[Dataset items]
================

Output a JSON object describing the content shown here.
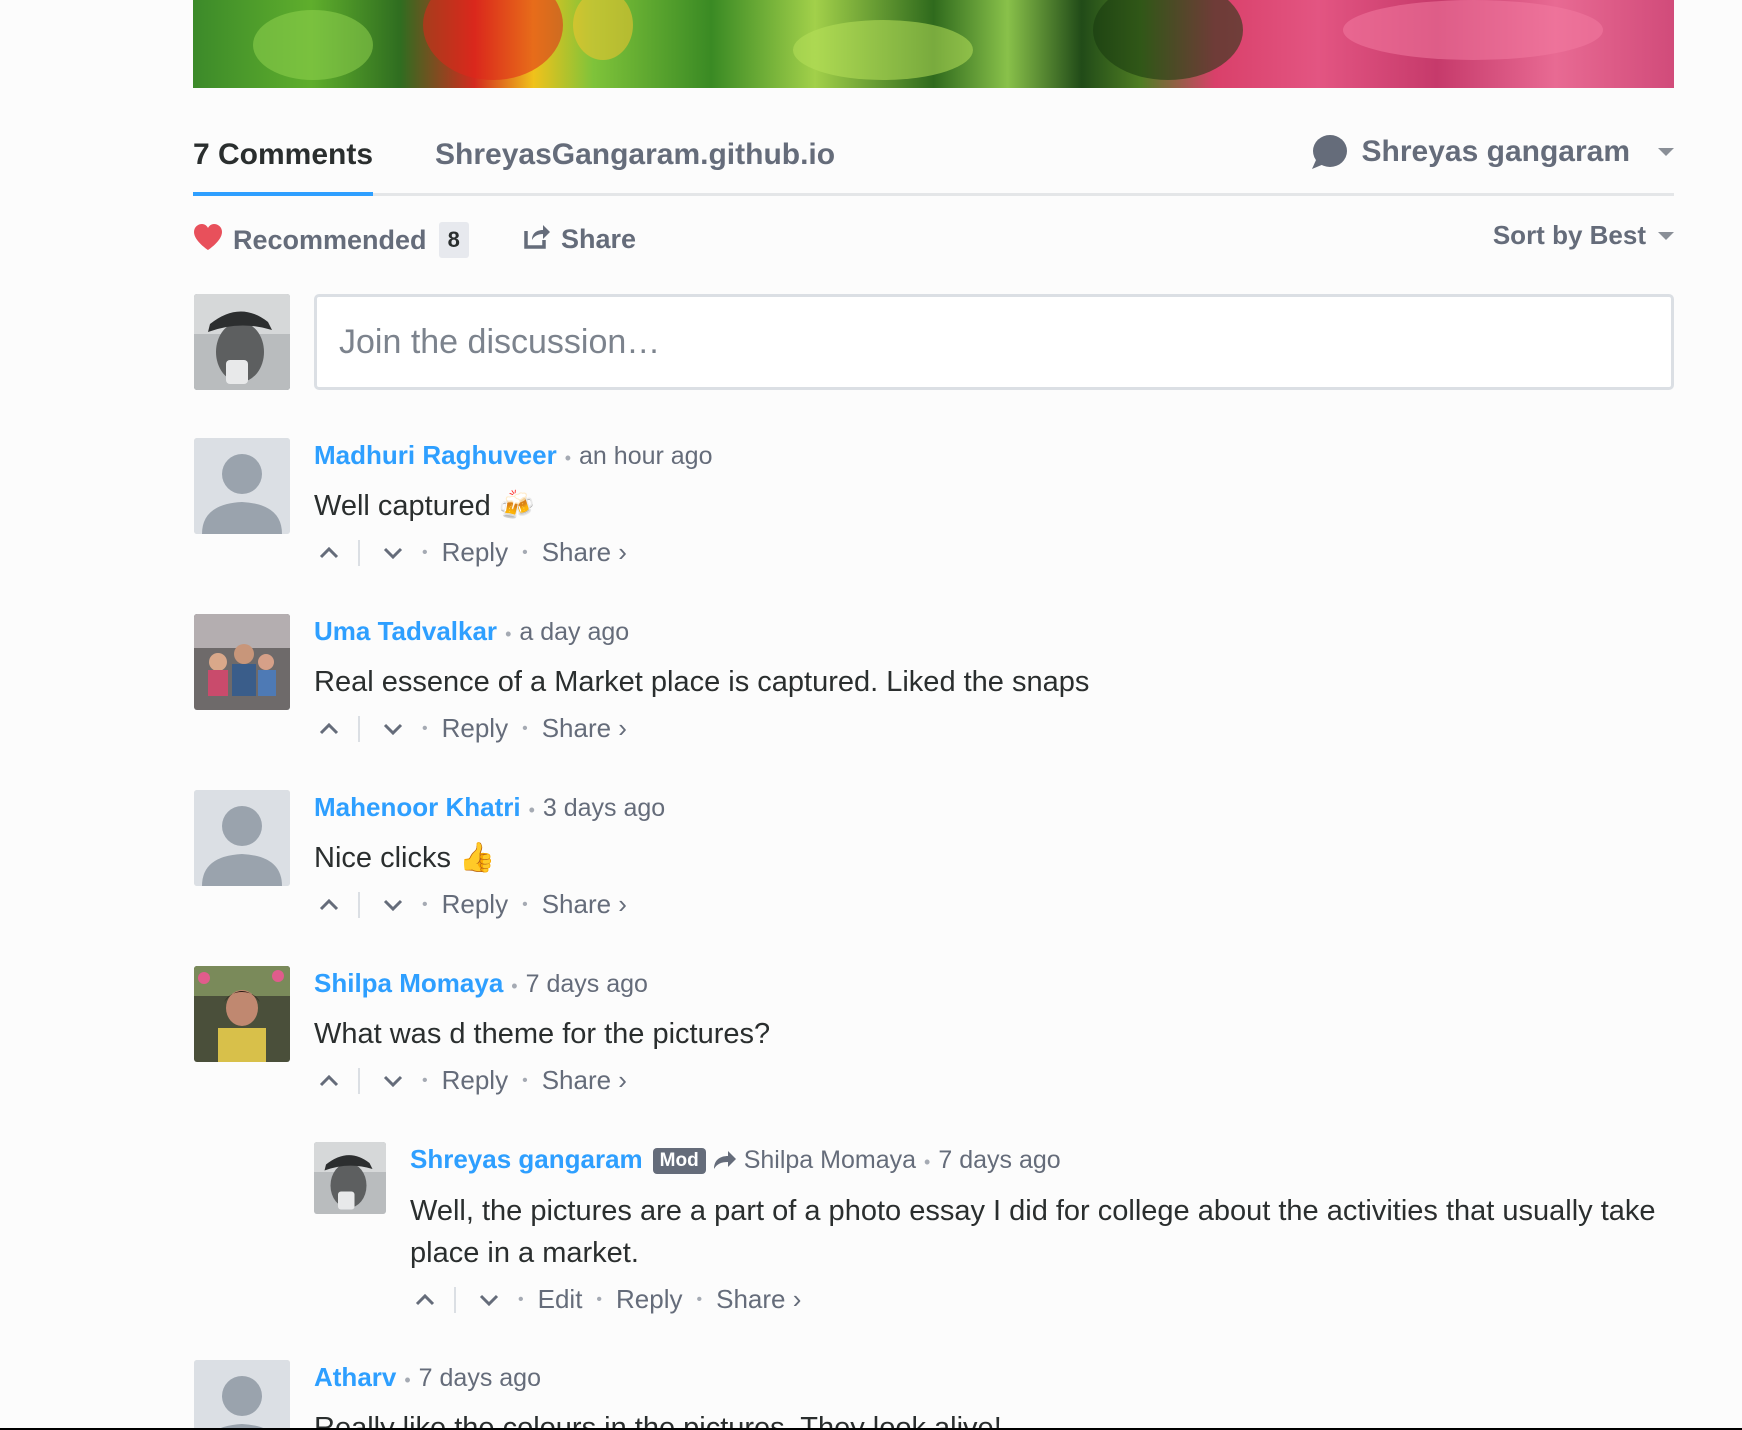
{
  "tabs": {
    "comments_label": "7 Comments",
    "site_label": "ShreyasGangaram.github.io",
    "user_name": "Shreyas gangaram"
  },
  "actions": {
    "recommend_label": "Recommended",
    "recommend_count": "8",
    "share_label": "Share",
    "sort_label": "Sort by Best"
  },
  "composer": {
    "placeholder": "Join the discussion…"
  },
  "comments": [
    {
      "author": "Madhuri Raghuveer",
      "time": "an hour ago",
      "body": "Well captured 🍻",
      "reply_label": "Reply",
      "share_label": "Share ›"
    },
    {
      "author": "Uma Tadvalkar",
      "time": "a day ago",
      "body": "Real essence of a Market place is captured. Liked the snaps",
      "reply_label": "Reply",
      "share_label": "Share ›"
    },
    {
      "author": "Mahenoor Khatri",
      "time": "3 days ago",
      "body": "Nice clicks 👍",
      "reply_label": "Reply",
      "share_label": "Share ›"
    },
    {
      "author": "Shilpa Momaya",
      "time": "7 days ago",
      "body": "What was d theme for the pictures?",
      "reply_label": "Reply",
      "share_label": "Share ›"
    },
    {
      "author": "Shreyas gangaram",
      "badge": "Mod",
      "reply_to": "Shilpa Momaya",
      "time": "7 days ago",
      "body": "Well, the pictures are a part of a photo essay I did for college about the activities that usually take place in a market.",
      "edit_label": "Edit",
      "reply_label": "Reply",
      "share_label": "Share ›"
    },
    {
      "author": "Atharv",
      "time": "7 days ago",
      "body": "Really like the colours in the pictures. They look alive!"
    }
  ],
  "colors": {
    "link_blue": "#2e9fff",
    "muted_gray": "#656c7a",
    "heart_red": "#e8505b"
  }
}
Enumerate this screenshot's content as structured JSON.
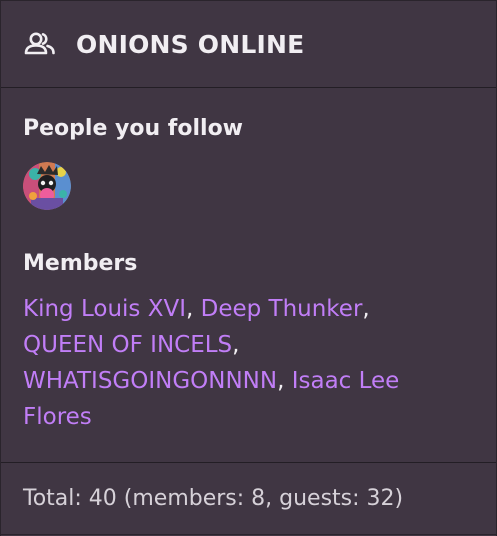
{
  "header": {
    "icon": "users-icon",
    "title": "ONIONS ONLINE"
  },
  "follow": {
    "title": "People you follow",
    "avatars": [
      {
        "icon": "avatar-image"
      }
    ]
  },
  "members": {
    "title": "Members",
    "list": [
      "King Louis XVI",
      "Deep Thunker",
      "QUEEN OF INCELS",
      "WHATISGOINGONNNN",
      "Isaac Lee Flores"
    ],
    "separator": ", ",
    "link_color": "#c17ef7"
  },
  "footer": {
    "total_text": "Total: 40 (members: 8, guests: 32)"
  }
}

================

◆ **To be done**
Without the pictures, reproduce every line of the records above exactly.

◆ **Result**
Output a JSON object describing the content shown here.
{
  "tabs": {
    "comments_label": "7 Comments",
    "site_label": "ShreyasGangaram.github.io",
    "user_name": "Shreyas gangaram"
  },
  "actions": {
    "recommend_label": "Recommended",
    "recommend_count": "8",
    "share_label": "Share",
    "sort_label": "Sort by Best"
  },
  "composer": {
    "placeholder": "Join the discussion…"
  },
  "comments": [
    {
      "author": "Madhuri Raghuveer",
      "time": "an hour ago",
      "body": "Well captured 🍻",
      "reply_label": "Reply",
      "share_label": "Share ›"
    },
    {
      "author": "Uma Tadvalkar",
      "time": "a day ago",
      "body": "Real essence of a Market place is captured. Liked the snaps",
      "reply_label": "Reply",
      "share_label": "Share ›"
    },
    {
      "author": "Mahenoor Khatri",
      "time": "3 days ago",
      "body": "Nice clicks 👍",
      "reply_label": "Reply",
      "share_label": "Share ›"
    },
    {
      "author": "Shilpa Momaya",
      "time": "7 days ago",
      "body": "What was d theme for the pictures?",
      "reply_label": "Reply",
      "share_label": "Share ›"
    },
    {
      "author": "Shreyas gangaram",
      "badge": "Mod",
      "reply_to": "Shilpa Momaya",
      "time": "7 days ago",
      "body": "Well, the pictures are a part of a photo essay I did for college about the activities that usually take place in a market.",
      "edit_label": "Edit",
      "reply_label": "Reply",
      "share_label": "Share ›"
    },
    {
      "author": "Atharv",
      "time": "7 days ago",
      "body": "Really like the colours in the pictures. They look alive!"
    }
  ],
  "colors": {
    "link_blue": "#2e9fff",
    "muted_gray": "#656c7a",
    "heart_red": "#e8505b"
  }
}
Enumerate this screenshot's content as structured JSON.
{
  "header": {
    "icon": "users-icon",
    "title": "ONIONS ONLINE"
  },
  "follow": {
    "title": "People you follow",
    "avatars": [
      {
        "icon": "avatar-image"
      }
    ]
  },
  "members": {
    "title": "Members",
    "list": [
      "King Louis XVI",
      "Deep Thunker",
      "QUEEN OF INCELS",
      "WHATISGOINGONNNN",
      "Isaac Lee Flores"
    ],
    "separator": ", ",
    "link_color": "#c17ef7"
  },
  "footer": {
    "total_text": "Total: 40 (members: 8, guests: 32)"
  }
}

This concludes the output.